:: Spatial annotation records ::
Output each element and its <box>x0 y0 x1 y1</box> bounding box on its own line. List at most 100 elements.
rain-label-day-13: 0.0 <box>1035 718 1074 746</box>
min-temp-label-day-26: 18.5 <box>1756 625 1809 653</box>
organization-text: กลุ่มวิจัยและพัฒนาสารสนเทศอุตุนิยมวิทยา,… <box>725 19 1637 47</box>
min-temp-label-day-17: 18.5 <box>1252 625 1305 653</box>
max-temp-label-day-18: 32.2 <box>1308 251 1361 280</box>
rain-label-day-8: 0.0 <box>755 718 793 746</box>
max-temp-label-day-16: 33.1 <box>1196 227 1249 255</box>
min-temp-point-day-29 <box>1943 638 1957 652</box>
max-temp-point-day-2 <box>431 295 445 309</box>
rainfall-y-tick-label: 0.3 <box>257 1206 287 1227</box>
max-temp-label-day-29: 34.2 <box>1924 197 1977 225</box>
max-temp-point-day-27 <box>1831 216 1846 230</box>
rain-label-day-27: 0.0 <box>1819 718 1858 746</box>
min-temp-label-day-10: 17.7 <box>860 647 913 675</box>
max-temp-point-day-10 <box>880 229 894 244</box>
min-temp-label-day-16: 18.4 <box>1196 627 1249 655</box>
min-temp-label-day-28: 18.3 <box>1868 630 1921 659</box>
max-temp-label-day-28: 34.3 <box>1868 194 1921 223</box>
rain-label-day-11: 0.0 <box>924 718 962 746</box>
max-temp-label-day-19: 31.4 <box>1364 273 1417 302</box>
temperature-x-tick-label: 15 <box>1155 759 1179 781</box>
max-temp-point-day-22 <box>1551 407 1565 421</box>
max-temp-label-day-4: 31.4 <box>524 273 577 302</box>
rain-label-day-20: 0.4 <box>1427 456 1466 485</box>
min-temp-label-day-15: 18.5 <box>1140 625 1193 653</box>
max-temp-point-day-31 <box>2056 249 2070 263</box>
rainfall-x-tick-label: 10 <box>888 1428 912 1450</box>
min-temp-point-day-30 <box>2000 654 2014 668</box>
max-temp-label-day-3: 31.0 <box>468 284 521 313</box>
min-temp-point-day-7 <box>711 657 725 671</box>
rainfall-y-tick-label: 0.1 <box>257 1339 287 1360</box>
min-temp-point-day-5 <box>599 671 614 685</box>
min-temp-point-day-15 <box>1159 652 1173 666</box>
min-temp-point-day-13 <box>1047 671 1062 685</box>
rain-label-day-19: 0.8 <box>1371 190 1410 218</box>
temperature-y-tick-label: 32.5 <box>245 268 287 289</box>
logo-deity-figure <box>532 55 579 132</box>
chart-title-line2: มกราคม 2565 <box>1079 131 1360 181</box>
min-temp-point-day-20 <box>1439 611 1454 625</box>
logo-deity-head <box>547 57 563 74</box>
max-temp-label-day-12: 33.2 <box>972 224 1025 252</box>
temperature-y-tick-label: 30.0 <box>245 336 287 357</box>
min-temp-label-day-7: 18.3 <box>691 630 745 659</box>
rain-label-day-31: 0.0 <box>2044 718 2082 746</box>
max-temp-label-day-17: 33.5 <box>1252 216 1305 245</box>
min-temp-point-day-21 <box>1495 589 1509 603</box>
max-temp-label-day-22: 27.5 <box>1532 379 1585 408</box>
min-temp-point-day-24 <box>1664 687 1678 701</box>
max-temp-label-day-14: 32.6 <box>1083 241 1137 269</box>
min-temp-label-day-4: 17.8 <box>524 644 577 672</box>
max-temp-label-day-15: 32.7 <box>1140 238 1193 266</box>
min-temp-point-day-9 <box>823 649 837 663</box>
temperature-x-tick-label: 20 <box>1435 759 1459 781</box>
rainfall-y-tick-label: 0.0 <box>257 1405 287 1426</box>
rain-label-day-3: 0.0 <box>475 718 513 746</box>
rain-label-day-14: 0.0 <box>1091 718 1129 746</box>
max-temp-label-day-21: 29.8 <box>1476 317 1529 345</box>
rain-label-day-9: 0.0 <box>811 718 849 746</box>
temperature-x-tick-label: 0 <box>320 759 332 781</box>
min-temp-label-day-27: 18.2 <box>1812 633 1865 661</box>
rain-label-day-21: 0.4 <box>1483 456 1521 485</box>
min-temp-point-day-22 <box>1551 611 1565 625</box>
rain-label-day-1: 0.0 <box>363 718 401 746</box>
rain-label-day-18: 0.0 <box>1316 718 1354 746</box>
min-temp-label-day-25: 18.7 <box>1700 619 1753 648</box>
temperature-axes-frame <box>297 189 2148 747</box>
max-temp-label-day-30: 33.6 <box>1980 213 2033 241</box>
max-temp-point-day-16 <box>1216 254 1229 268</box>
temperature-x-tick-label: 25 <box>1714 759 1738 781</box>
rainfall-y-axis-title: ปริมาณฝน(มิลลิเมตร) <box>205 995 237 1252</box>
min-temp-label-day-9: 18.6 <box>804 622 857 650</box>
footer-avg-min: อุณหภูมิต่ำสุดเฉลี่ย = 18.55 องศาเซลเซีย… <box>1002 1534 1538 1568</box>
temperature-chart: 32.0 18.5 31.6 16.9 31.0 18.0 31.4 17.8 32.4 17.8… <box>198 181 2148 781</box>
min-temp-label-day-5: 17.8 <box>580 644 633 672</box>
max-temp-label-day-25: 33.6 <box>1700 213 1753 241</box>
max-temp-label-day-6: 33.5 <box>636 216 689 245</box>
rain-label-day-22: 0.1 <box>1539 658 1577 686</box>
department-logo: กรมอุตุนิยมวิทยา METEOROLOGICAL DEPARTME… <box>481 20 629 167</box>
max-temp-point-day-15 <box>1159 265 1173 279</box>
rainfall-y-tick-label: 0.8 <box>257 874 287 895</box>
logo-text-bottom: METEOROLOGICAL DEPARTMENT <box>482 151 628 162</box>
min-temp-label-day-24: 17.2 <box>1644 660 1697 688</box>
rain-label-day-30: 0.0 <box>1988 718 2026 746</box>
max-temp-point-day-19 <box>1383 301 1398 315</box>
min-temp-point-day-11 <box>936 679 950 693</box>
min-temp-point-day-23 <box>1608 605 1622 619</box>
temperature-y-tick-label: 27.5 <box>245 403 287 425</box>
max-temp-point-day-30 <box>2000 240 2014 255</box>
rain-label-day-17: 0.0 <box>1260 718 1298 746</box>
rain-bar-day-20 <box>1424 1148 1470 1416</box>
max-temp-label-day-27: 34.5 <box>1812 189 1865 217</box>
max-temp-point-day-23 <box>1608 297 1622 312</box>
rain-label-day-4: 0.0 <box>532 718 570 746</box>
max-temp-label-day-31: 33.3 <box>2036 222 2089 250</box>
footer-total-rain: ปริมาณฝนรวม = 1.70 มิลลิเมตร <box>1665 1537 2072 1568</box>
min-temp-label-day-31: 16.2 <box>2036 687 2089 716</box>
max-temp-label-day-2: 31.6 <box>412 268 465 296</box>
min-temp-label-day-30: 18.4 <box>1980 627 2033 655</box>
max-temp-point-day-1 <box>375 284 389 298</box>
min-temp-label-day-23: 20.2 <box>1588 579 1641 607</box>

:: Exercise ::
Copy out all of the records above line for line, changing nothing.

:: Solution to the problem ::
Output each element and its <box>x0 y0 x1 y1</box> bounding box on its own line. List at most 100 elements.
rain-label-day-13: 0.0 <box>1035 718 1074 746</box>
min-temp-label-day-26: 18.5 <box>1756 625 1809 653</box>
organization-text: กลุ่มวิจัยและพัฒนาสารสนเทศอุตุนิยมวิทยา,… <box>725 19 1637 47</box>
min-temp-label-day-17: 18.5 <box>1252 625 1305 653</box>
max-temp-label-day-18: 32.2 <box>1308 251 1361 280</box>
rain-label-day-8: 0.0 <box>755 718 793 746</box>
max-temp-label-day-16: 33.1 <box>1196 227 1249 255</box>
min-temp-point-day-29 <box>1943 638 1957 652</box>
max-temp-point-day-2 <box>431 295 445 309</box>
rainfall-y-tick-label: 0.3 <box>257 1206 287 1227</box>
max-temp-label-day-29: 34.2 <box>1924 197 1977 225</box>
max-temp-point-day-27 <box>1831 216 1846 230</box>
rain-label-day-27: 0.0 <box>1819 718 1858 746</box>
min-temp-label-day-10: 17.7 <box>860 647 913 675</box>
max-temp-point-day-10 <box>880 229 894 244</box>
min-temp-label-day-16: 18.4 <box>1196 627 1249 655</box>
min-temp-label-day-28: 18.3 <box>1868 630 1921 659</box>
max-temp-label-day-28: 34.3 <box>1868 194 1921 223</box>
rain-label-day-11: 0.0 <box>924 718 962 746</box>
max-temp-label-day-19: 31.4 <box>1364 273 1417 302</box>
temperature-x-tick-label: 15 <box>1155 759 1179 781</box>
max-temp-point-day-22 <box>1551 407 1565 421</box>
max-temp-label-day-4: 31.4 <box>524 273 577 302</box>
rain-label-day-20: 0.4 <box>1427 456 1466 485</box>
min-temp-label-day-15: 18.5 <box>1140 625 1193 653</box>
max-temp-point-day-31 <box>2056 249 2070 263</box>
rainfall-x-tick-label: 10 <box>888 1428 912 1450</box>
min-temp-point-day-30 <box>2000 654 2014 668</box>
max-temp-label-day-3: 31.0 <box>468 284 521 313</box>
min-temp-point-day-7 <box>711 657 725 671</box>
rainfall-y-tick-label: 0.1 <box>257 1339 287 1360</box>
min-temp-point-day-5 <box>599 671 614 685</box>
min-temp-point-day-15 <box>1159 652 1173 666</box>
min-temp-point-day-13 <box>1047 671 1062 685</box>
rain-label-day-19: 0.8 <box>1371 190 1410 218</box>
temperature-y-tick-label: 32.5 <box>245 268 287 289</box>
logo-deity-figure <box>532 55 579 132</box>
chart-title-line2: มกราคม 2565 <box>1079 131 1360 181</box>
min-temp-point-day-20 <box>1439 611 1454 625</box>
logo-deity-head <box>547 57 563 74</box>
max-temp-label-day-12: 33.2 <box>972 224 1025 252</box>
temperature-y-tick-label: 30.0 <box>245 336 287 357</box>
min-temp-label-day-7: 18.3 <box>691 630 745 659</box>
rain-label-day-31: 0.0 <box>2044 718 2082 746</box>
max-temp-label-day-17: 33.5 <box>1252 216 1305 245</box>
min-temp-point-day-21 <box>1495 589 1509 603</box>
max-temp-label-day-22: 27.5 <box>1532 379 1585 408</box>
min-temp-point-day-24 <box>1664 687 1678 701</box>
max-temp-label-day-14: 32.6 <box>1083 241 1137 269</box>
min-temp-label-day-4: 17.8 <box>524 644 577 672</box>
max-temp-label-day-15: 32.7 <box>1140 238 1193 266</box>
min-temp-point-day-9 <box>823 649 837 663</box>
temperature-x-tick-label: 20 <box>1435 759 1459 781</box>
rainfall-y-tick-label: 0.0 <box>257 1405 287 1426</box>
rain-label-day-3: 0.0 <box>475 718 513 746</box>
rain-label-day-14: 0.0 <box>1091 718 1129 746</box>
max-temp-label-day-21: 29.8 <box>1476 317 1529 345</box>
rain-label-day-9: 0.0 <box>811 718 849 746</box>
temperature-x-tick-label: 0 <box>320 759 332 781</box>
min-temp-label-day-27: 18.2 <box>1812 633 1865 661</box>
rain-label-day-21: 0.4 <box>1483 456 1521 485</box>
min-temp-point-day-22 <box>1551 611 1565 625</box>
rain-label-day-1: 0.0 <box>363 718 401 746</box>
rain-label-day-18: 0.0 <box>1316 718 1354 746</box>
min-temp-label-day-25: 18.7 <box>1700 619 1753 648</box>
temperature-axes-frame <box>297 189 2148 747</box>
max-temp-label-day-30: 33.6 <box>1980 213 2033 241</box>
max-temp-point-day-16 <box>1216 254 1229 268</box>
temperature-x-tick-label: 25 <box>1714 759 1738 781</box>
rainfall-y-axis-title: ปริมาณฝน(มิลลิเมตร) <box>205 995 237 1252</box>
min-temp-label-day-9: 18.6 <box>804 622 857 650</box>
footer-avg-min: อุณหภูมิต่ำสุดเฉลี่ย = 18.55 องศาเซลเซีย… <box>1002 1534 1538 1568</box>
temperature-chart: 32.0 18.5 31.6 16.9 31.0 18.0 31.4 17.8 32.4 17.8… <box>198 181 2148 781</box>
min-temp-label-day-5: 17.8 <box>580 644 633 672</box>
max-temp-label-day-25: 33.6 <box>1700 213 1753 241</box>
max-temp-label-day-6: 33.5 <box>636 216 689 245</box>
rain-label-day-22: 0.1 <box>1539 658 1577 686</box>
department-logo: กรมอุตุนิยมวิทยา METEOROLOGICAL DEPARTME… <box>481 20 629 167</box>
max-temp-point-day-15 <box>1159 265 1173 279</box>
rainfall-y-tick-label: 0.8 <box>257 874 287 895</box>
logo-text-bottom: METEOROLOGICAL DEPARTMENT <box>482 151 628 162</box>
min-temp-label-day-24: 17.2 <box>1644 660 1697 688</box>
rain-label-day-30: 0.0 <box>1988 718 2026 746</box>
max-temp-point-day-19 <box>1383 301 1398 315</box>
min-temp-point-day-11 <box>936 679 950 693</box>
min-temp-point-day-23 <box>1608 605 1622 619</box>
temperature-y-tick-label: 27.5 <box>245 403 287 425</box>
max-temp-point-day-30 <box>2000 240 2014 255</box>
rain-label-day-17: 0.0 <box>1260 718 1298 746</box>
rain-bar-day-20 <box>1424 1148 1470 1416</box>
max-temp-label-day-27: 34.5 <box>1812 189 1865 217</box>
max-temp-point-day-23 <box>1608 297 1622 312</box>
rain-label-day-4: 0.0 <box>532 718 570 746</box>
max-temp-label-day-31: 33.3 <box>2036 222 2089 250</box>
footer-total-rain: ปริมาณฝนรวม = 1.70 มิลลิเมตร <box>1665 1537 2072 1568</box>
min-temp-label-day-31: 16.2 <box>2036 687 2089 716</box>
max-temp-label-day-2: 31.6 <box>412 268 465 296</box>
min-temp-label-day-30: 18.4 <box>1980 627 2033 655</box>
max-temp-point-day-1 <box>375 284 389 298</box>
min-temp-label-day-23: 20.2 <box>1588 579 1641 607</box>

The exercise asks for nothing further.